WORK INSTRUCTIONS:
Make an exact copy of the lines, leaving the pictures out.

(Records excerpted from a collection)

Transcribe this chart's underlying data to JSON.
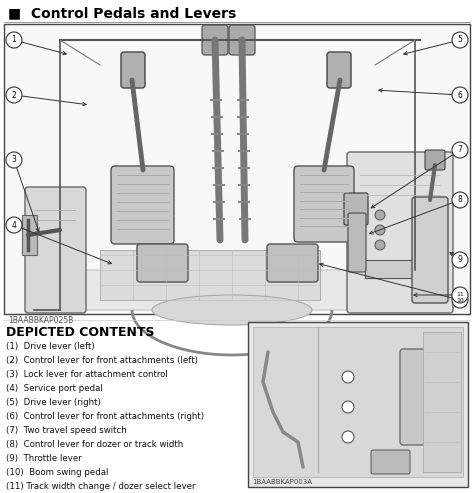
{
  "title": "■  Control Pedals and Levers",
  "title_fontsize": 10,
  "bg_color": "#ffffff",
  "label_code": "1BAABBKAP025B",
  "label_code2": "1BAABBKAP003A",
  "depicted_title": "DEPICTED CONTENTS",
  "items": [
    "(1)  Drive lever (left)",
    "(2)  Control lever for front attachments (left)",
    "(3)  Lock lever for attachment control",
    "(4)  Service port pedal",
    "(5)  Drive lever (right)",
    "(6)  Control lever for front attachments (right)",
    "(7)  Two travel speed switch",
    "(8)  Control lever for dozer or track width",
    "(9)  Throttle lever",
    "(10)  Boom swing pedal",
    "(11) Track width change / dozer select lever"
  ]
}
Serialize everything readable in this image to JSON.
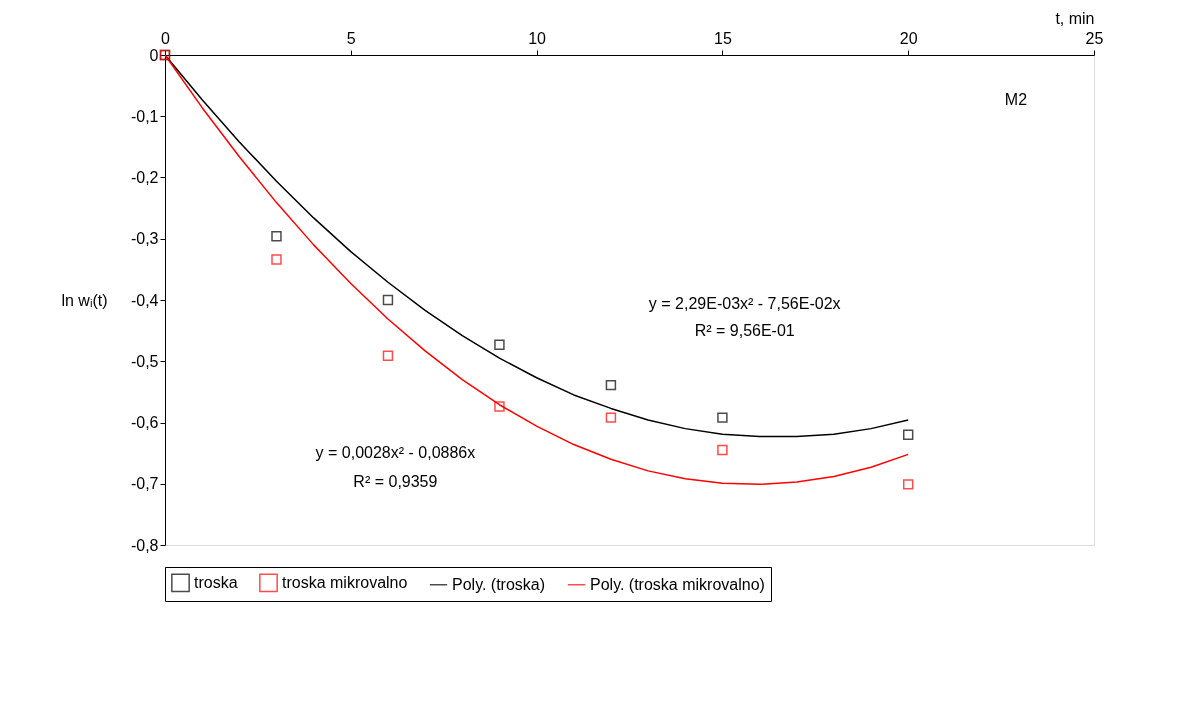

RESPONSE:
Transcribe this chart's underlying data to JSON.
{
  "title": "■  Control Pedals and Levers",
  "title_fontsize": 10,
  "bg_color": "#ffffff",
  "label_code": "1BAABBKAP025B",
  "label_code2": "1BAABBKAP003A",
  "depicted_title": "DEPICTED CONTENTS",
  "items": [
    "(1)  Drive lever (left)",
    "(2)  Control lever for front attachments (left)",
    "(3)  Lock lever for attachment control",
    "(4)  Service port pedal",
    "(5)  Drive lever (right)",
    "(6)  Control lever for front attachments (right)",
    "(7)  Two travel speed switch",
    "(8)  Control lever for dozer or track width",
    "(9)  Throttle lever",
    "(10)  Boom swing pedal",
    "(11) Track width change / dozer select lever"
  ]
}
Serialize everything readable in this image to JSON.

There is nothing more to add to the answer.